Written problem — Find and return each line containing "data".

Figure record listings
-------

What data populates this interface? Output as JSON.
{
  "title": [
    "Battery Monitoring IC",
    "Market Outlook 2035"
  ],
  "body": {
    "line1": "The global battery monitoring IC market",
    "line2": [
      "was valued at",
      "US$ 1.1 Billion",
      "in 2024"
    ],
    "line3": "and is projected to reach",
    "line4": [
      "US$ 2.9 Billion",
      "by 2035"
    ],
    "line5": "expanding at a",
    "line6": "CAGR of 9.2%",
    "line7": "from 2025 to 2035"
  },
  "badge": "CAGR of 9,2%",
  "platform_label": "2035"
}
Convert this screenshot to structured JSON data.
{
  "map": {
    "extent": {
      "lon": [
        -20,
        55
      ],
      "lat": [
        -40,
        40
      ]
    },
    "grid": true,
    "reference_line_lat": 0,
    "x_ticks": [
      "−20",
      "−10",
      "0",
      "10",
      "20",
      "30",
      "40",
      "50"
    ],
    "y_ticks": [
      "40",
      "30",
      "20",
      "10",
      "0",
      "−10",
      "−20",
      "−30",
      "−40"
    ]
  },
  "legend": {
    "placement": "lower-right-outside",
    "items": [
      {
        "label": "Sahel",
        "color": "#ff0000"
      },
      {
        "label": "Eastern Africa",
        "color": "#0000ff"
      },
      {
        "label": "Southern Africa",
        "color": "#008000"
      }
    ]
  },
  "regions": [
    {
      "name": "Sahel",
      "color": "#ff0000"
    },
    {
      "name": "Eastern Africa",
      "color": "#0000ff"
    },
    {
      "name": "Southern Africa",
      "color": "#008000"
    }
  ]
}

-------

Output of the exercise —
What data populates this interface? Output as JSON.
Convert this screenshot to structured JSON data.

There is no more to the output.